Structured figure records:
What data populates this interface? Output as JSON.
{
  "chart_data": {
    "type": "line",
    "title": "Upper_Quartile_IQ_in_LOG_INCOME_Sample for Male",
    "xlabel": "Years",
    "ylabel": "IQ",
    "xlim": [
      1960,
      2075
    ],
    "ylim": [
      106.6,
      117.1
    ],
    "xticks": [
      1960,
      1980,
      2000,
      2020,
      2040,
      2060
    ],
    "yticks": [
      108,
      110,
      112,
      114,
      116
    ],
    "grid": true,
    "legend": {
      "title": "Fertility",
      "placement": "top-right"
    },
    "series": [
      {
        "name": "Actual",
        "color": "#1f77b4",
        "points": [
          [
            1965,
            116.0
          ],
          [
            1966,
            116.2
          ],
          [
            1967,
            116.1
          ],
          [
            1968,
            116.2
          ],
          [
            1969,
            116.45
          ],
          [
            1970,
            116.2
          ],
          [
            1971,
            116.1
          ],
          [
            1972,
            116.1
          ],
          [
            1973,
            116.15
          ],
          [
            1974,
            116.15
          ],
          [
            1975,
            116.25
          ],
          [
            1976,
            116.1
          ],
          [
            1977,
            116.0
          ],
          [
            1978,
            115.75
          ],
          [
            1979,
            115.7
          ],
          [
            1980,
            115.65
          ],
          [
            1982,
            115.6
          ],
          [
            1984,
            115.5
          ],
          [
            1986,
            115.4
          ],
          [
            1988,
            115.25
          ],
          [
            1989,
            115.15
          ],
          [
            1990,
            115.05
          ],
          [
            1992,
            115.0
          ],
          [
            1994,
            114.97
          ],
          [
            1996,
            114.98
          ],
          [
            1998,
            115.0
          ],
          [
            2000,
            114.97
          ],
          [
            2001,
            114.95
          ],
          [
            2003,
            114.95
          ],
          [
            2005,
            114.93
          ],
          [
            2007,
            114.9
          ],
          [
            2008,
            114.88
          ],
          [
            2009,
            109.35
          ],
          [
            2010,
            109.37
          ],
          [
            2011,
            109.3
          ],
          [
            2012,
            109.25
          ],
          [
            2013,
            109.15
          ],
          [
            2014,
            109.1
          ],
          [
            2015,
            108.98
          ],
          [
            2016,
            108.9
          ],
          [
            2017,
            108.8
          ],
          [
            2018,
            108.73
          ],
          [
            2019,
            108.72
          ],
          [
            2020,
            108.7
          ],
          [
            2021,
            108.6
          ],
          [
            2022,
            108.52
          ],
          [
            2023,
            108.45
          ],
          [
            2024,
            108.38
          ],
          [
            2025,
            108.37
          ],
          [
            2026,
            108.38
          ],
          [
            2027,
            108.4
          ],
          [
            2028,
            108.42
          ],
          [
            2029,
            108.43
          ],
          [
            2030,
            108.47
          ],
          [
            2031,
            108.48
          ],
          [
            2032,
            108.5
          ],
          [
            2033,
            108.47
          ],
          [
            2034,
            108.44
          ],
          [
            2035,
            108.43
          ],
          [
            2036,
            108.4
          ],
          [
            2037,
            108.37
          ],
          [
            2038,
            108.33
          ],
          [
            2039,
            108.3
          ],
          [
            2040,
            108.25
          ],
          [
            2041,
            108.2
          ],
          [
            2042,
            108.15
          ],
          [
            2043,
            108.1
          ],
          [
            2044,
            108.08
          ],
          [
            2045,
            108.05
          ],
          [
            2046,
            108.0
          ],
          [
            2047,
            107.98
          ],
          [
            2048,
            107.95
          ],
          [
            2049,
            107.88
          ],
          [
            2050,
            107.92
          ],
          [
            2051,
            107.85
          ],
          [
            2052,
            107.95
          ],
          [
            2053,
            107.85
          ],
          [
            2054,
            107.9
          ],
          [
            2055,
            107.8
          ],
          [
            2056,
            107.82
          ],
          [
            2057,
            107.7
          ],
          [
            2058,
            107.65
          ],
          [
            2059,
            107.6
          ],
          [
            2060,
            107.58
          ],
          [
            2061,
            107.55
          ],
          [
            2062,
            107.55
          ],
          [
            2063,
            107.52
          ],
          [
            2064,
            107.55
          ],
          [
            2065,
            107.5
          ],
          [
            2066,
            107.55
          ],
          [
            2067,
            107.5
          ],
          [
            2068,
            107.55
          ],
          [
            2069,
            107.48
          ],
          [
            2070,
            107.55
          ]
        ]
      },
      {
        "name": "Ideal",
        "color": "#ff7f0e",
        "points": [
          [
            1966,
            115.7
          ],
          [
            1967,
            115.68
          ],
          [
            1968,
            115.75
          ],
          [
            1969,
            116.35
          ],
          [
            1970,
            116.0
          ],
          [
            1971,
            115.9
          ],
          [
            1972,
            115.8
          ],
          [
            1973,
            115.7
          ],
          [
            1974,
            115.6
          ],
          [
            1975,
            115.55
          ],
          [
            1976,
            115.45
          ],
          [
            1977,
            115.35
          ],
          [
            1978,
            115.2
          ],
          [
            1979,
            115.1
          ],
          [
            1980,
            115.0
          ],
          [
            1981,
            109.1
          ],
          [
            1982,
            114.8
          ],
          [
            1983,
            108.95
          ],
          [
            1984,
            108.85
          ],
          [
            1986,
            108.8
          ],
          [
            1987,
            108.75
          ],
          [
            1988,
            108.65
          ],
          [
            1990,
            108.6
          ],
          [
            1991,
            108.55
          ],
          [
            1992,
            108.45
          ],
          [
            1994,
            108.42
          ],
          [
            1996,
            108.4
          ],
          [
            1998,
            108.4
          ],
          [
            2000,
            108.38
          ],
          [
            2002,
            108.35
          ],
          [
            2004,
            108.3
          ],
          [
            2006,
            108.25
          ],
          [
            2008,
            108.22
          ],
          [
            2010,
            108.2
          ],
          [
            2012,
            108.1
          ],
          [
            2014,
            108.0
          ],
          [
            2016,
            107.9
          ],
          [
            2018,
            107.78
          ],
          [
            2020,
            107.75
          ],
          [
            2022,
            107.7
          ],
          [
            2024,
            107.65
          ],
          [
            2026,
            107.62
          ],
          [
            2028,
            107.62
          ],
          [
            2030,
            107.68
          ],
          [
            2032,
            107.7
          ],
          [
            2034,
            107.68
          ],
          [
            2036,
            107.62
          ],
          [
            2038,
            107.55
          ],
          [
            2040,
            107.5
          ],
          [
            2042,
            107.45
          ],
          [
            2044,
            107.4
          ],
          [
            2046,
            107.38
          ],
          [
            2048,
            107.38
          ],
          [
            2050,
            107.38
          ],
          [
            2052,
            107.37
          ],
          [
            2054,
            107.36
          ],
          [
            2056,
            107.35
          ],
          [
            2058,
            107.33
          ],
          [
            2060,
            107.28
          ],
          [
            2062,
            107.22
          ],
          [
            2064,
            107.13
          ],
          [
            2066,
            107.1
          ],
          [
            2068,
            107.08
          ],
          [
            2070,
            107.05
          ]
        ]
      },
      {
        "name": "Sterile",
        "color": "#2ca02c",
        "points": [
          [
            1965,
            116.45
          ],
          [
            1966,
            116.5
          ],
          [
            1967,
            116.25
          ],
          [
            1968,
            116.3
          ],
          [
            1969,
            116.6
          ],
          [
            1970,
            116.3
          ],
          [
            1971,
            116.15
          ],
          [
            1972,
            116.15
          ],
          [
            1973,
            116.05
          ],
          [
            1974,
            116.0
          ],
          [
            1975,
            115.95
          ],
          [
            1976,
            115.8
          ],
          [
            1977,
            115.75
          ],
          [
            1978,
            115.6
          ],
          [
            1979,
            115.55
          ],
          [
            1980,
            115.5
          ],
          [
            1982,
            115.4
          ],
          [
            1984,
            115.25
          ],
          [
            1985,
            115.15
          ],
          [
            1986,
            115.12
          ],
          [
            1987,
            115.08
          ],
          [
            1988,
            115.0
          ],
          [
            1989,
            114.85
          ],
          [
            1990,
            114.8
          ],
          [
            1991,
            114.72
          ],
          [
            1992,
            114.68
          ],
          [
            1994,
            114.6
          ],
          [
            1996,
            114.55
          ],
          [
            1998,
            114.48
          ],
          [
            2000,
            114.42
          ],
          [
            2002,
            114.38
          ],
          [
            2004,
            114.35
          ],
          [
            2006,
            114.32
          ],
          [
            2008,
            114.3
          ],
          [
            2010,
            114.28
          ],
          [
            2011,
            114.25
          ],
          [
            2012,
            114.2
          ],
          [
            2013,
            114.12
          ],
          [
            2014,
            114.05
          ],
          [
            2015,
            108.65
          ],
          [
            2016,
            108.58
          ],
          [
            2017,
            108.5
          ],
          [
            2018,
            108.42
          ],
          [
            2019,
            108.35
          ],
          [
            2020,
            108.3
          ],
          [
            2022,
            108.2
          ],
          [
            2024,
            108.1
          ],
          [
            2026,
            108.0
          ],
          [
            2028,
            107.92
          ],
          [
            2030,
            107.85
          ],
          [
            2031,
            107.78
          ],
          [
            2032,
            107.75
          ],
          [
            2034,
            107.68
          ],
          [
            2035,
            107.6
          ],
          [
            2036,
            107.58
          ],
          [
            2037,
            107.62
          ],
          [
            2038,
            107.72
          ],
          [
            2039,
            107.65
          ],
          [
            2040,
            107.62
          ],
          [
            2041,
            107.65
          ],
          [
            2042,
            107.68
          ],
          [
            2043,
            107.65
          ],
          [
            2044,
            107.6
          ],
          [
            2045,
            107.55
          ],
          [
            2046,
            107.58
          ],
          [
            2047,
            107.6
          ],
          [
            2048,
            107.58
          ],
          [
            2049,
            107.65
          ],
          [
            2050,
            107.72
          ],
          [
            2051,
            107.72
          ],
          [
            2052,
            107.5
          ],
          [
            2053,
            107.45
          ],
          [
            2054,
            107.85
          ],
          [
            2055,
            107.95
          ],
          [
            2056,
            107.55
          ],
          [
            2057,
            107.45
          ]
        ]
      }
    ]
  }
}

WORK REQUIRED:
Look over the material above and show each line where "name" appears.

EXERCISE RESPONSE:
        "name": "Actual",
        "name": "Ideal",
        "name": "Sterile",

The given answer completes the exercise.